===== The records =====

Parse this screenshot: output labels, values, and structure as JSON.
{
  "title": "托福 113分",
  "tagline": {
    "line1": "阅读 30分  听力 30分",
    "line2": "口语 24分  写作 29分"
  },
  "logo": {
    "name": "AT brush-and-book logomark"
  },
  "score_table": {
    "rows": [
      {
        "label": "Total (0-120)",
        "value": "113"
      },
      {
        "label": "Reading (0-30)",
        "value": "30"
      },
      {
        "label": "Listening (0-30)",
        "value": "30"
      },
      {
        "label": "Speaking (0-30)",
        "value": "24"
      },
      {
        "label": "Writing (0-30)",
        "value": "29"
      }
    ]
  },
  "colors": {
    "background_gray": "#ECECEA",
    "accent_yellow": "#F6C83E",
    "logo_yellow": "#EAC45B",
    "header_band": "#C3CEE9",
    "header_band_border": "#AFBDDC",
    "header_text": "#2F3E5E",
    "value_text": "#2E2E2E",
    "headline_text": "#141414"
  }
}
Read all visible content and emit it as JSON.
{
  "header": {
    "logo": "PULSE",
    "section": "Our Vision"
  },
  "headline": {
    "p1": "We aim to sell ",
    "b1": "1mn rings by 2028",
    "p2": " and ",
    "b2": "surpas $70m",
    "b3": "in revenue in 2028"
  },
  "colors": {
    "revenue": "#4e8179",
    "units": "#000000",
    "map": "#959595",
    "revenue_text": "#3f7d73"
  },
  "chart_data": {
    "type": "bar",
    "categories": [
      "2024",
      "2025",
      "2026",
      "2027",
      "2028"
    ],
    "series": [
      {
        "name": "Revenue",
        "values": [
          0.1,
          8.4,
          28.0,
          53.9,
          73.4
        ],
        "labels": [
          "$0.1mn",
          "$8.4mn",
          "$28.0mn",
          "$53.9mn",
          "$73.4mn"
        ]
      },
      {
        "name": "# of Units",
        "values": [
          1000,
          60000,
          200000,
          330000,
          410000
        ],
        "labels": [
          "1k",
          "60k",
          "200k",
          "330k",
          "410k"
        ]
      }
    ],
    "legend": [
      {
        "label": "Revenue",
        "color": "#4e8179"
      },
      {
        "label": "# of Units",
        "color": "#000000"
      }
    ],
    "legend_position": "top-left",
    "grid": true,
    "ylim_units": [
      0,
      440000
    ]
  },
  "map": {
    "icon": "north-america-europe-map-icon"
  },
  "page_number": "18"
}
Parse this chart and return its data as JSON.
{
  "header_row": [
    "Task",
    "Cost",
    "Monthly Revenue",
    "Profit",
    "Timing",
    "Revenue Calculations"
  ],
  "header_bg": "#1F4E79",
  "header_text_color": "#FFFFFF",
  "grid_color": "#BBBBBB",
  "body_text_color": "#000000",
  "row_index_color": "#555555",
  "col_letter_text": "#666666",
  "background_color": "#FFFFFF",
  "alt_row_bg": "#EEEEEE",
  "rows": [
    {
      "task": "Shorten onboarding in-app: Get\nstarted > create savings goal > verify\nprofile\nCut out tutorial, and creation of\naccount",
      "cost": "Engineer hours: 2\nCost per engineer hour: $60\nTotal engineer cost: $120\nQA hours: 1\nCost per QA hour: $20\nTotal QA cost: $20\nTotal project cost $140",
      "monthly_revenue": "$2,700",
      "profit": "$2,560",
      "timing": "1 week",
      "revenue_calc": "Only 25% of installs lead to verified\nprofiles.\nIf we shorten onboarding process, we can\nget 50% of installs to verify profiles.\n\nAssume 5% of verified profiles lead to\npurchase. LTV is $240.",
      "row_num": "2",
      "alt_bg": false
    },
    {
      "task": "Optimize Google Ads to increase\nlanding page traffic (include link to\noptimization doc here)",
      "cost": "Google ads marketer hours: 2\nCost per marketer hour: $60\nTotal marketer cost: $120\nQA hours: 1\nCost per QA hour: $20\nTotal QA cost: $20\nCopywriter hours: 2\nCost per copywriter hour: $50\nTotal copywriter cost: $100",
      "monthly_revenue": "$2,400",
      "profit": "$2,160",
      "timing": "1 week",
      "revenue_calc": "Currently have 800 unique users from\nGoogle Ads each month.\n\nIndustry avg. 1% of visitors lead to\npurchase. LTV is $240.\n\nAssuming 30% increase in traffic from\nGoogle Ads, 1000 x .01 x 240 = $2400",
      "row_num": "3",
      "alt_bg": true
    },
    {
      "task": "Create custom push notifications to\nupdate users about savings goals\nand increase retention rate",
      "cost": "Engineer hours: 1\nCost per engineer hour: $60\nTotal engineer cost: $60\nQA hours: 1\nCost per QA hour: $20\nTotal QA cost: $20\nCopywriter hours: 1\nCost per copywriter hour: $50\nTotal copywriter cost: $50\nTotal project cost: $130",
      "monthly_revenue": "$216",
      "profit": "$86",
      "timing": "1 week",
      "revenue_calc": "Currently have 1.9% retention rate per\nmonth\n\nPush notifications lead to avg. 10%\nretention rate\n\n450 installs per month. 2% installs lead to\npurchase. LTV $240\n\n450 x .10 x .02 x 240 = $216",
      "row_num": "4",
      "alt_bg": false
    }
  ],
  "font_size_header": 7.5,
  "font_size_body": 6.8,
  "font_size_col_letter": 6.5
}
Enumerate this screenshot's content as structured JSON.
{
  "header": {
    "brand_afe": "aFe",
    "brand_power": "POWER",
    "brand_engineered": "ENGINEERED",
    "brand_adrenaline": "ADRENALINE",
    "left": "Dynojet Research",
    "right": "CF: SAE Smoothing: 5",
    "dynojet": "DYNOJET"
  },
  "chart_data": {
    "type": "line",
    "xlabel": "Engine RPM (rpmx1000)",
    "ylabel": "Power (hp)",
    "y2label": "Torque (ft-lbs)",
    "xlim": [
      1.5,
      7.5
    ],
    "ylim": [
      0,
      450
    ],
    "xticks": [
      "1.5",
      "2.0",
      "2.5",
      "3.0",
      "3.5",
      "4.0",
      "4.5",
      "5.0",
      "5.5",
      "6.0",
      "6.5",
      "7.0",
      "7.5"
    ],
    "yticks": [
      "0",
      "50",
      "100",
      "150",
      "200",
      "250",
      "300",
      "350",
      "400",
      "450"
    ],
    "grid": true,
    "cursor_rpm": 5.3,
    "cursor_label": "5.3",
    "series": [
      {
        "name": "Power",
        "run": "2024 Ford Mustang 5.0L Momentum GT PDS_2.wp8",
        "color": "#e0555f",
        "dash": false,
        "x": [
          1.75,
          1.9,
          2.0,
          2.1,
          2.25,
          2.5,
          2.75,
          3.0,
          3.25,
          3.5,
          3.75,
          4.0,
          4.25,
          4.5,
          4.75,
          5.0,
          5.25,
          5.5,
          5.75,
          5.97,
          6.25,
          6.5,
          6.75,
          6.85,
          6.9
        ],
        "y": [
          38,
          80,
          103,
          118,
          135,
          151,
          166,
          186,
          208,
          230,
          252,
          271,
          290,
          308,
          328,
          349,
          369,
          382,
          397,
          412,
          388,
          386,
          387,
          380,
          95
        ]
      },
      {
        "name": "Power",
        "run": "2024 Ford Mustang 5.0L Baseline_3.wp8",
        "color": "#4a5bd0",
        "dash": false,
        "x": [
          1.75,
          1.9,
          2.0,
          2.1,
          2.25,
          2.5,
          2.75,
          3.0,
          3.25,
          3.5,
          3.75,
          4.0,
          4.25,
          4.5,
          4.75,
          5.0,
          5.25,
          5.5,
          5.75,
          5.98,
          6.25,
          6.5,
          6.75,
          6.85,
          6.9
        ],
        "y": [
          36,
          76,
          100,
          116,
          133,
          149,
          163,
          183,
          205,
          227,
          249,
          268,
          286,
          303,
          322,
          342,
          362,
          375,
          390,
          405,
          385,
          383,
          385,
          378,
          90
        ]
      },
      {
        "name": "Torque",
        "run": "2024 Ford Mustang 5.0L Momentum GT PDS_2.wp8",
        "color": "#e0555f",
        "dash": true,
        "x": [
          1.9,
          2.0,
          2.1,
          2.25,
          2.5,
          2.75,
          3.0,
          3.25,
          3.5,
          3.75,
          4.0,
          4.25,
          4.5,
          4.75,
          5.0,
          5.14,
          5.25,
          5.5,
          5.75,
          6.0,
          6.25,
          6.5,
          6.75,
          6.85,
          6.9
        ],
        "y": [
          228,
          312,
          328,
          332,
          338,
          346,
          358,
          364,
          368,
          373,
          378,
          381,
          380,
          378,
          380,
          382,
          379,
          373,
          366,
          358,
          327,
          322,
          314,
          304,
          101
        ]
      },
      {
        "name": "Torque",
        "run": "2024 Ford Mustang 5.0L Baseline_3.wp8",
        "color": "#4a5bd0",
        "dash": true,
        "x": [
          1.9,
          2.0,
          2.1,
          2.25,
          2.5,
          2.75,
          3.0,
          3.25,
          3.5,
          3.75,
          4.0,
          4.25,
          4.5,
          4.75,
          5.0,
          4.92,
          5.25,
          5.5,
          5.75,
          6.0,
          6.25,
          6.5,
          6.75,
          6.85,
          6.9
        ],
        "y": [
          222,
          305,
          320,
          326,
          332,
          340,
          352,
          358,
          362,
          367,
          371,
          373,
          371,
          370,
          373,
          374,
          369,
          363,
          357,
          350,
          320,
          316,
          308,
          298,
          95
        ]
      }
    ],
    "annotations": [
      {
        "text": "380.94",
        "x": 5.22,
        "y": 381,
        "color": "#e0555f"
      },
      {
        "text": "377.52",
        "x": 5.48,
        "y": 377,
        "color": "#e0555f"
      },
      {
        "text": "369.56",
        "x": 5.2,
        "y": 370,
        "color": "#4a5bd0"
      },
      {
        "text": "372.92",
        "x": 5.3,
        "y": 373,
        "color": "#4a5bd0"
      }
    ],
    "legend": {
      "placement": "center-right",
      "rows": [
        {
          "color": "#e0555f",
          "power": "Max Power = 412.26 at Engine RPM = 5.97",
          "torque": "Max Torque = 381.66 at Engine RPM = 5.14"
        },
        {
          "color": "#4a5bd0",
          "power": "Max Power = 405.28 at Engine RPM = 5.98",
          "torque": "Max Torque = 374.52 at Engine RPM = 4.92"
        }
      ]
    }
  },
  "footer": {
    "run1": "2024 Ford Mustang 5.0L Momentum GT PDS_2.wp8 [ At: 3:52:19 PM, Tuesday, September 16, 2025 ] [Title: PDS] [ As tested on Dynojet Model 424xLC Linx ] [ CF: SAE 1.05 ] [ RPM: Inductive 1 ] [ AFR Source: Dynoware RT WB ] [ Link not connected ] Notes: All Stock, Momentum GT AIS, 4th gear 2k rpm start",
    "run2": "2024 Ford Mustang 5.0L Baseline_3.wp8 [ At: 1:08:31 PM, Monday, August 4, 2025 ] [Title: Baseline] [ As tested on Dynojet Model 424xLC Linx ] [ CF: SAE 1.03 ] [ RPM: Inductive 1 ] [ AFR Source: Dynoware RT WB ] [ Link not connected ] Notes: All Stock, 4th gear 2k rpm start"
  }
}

=====

**Exercise goal:** Copy each line of the listing in which the word "nCopywriter" can be found.

**Response to this task:**
      "cost": "Google ads marketer hours: 2\nCost per marketer hour: $60\nTotal marketer cost: $120\nQA hours: 1\nCost per QA hour: $20\nTotal QA cost: $20\nCopywriter hours: 2\nCost per copywriter hour: $50\nTotal copywriter cost: $100",
      "cost": "Engineer hours: 1\nCost per engineer hour: $60\nTotal engineer cost: $60\nQA hours: 1\nCost per QA hour: $20\nTotal QA cost: $20\nCopywriter hours: 1\nCost per copywriter hour: $50\nTotal copywriter cost: $50\nTotal project cost: $130",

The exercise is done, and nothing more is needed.